***** Dataset records *****

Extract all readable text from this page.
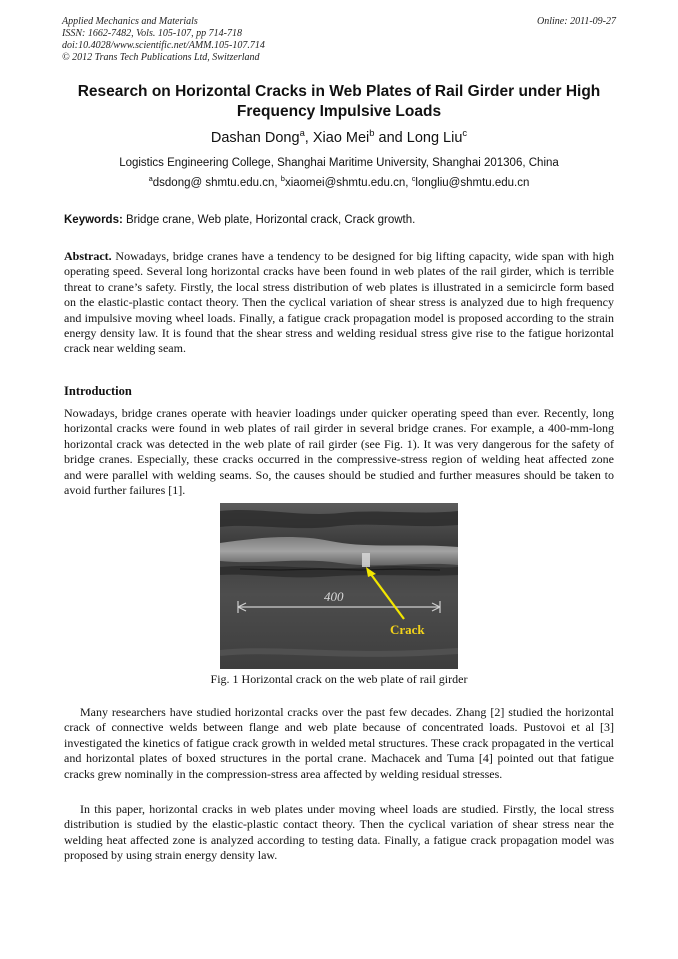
Applied Mechanics and Materials
ISSN: 1662-7482, Vols. 105-107, pp 714-718
doi:10.4028/www.scientific.net/AMM.105-107.714
© 2012 Trans Tech Publications Ltd, Switzerland
Online: 2011-09-27
Research on Horizontal Cracks in Web Plates of Rail Girder under High Frequency Impulsive Loads
Dashan Dong$^a$, Xiao Mei$^b$ and Long Liu$^c$
Logistics Engineering College, Shanghai Maritime University, Shanghai 201306, China
$^a$dsdong@ shmtu.edu.cn, $^b$xiaomei@shmtu.edu.cn, $^c$longliu@shmtu.edu.cn
Keywords: Bridge crane, Web plate, Horizontal crack, Crack growth.
Abstract. Nowadays, bridge cranes have a tendency to be designed for big lifting capacity, wide span with high operating speed. Several long horizontal cracks have been found in web plates of the rail girder, which is terrible threat to crane’s safety. Firstly, the local stress distribution of web plates is illustrated in a semicircle form based on the elastic-plastic contact theory. Then the cyclical variation of shear stress is analyzed due to high frequency and impulsive moving wheel loads. Finally, a fatigue crack propagation model is proposed according to the strain energy density law. It is found that the shear stress and welding residual stress give rise to the fatigue horizontal crack near welding seam.
Introduction
Nowadays, bridge cranes operate with heavier loadings under quicker operating speed than ever. Recently, long horizontal cracks were found in web plates of rail girder in several bridge cranes. For example, a 400-mm-long horizontal crack was detected in the web plate of rail girder (see Fig. 1). It was very dangerous for the safety of bridge cranes. Especially, these cracks occurred in the compressive-stress region of welding heat affected zone and were parallel with welding seams. So, the causes should be studied and further measures should be taken to avoid further failures [1].
400
Crack
Fig. 1 Horizontal crack on the web plate of rail girder
Many researchers have studied horizontal cracks over the past few decades. Zhang [2] studied the horizontal crack of connective welds between flange and web plate because of concentrated loads. Pustovoi et al [3] investigated the kinetics of fatigue crack growth in welded metal structures. These crack propagated in the vertical and horizontal plates of boxed structures in the portal crane. Machacek and Tuma [4] pointed out that fatigue cracks grew nominally in the compression-stress area affected by welding residual stresses.
In this paper, horizontal cracks in web plates under moving wheel loads are studied. Firstly, the local stress distribution is studied by the elastic-plastic contact theory. Then the cyclical variation of shear stress near the welding heat affected zone is analyzed according to testing data. Finally, a fatigue crack propagation model was proposed by using strain energy density law.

*****

Given task:
Pictures stay out of the copy; please restate every record above exactly.

Full solution:
Extract all readable text from this page.
Applied Mechanics and Materials
ISSN: 1662-7482, Vols. 105-107, pp 714-718
doi:10.4028/www.scientific.net/AMM.105-107.714
© 2012 Trans Tech Publications Ltd, Switzerland
Online: 2011-09-27
Research on Horizontal Cracks in Web Plates of Rail Girder under High Frequency Impulsive Loads
Dashan Dong$^a$, Xiao Mei$^b$ and Long Liu$^c$
Logistics Engineering College, Shanghai Maritime University, Shanghai 201306, China
$^a$dsdong@ shmtu.edu.cn, $^b$xiaomei@shmtu.edu.cn, $^c$longliu@shmtu.edu.cn
Keywords: Bridge crane, Web plate, Horizontal crack, Crack growth.
Abstract. Nowadays, bridge cranes have a tendency to be designed for big lifting capacity, wide span with high operating speed. Several long horizontal cracks have been found in web plates of the rail girder, which is terrible threat to crane’s safety. Firstly, the local stress distribution of web plates is illustrated in a semicircle form based on the elastic-plastic contact theory. Then the cyclical variation of shear stress is analyzed due to high frequency and impulsive moving wheel loads. Finally, a fatigue crack propagation model is proposed according to the strain energy density law. It is found that the shear stress and welding residual stress give rise to the fatigue horizontal crack near welding seam.
Introduction
Nowadays, bridge cranes operate with heavier loadings under quicker operating speed than ever. Recently, long horizontal cracks were found in web plates of rail girder in several bridge cranes. For example, a 400-mm-long horizontal crack was detected in the web plate of rail girder (see Fig. 1). It was very dangerous for the safety of bridge cranes. Especially, these cracks occurred in the compressive-stress region of welding heat affected zone and were parallel with welding seams. So, the causes should be studied and further measures should be taken to avoid further failures [1].
400
Crack
Fig. 1 Horizontal crack on the web plate of rail girder
Many researchers have studied horizontal cracks over the past few decades. Zhang [2] studied the horizontal crack of connective welds between flange and web plate because of concentrated loads. Pustovoi et al [3] investigated the kinetics of fatigue crack growth in welded metal structures. These crack propagated in the vertical and horizontal plates of boxed structures in the portal crane. Machacek and Tuma [4] pointed out that fatigue cracks grew nominally in the compression-stress area affected by welding residual stresses.
In this paper, horizontal cracks in web plates under moving wheel loads are studied. Firstly, the local stress distribution is studied by the elastic-plastic contact theory. Then the cyclical variation of shear stress near the welding heat affected zone is analyzed according to testing data. Finally, a fatigue crack propagation model was proposed by using strain energy density law.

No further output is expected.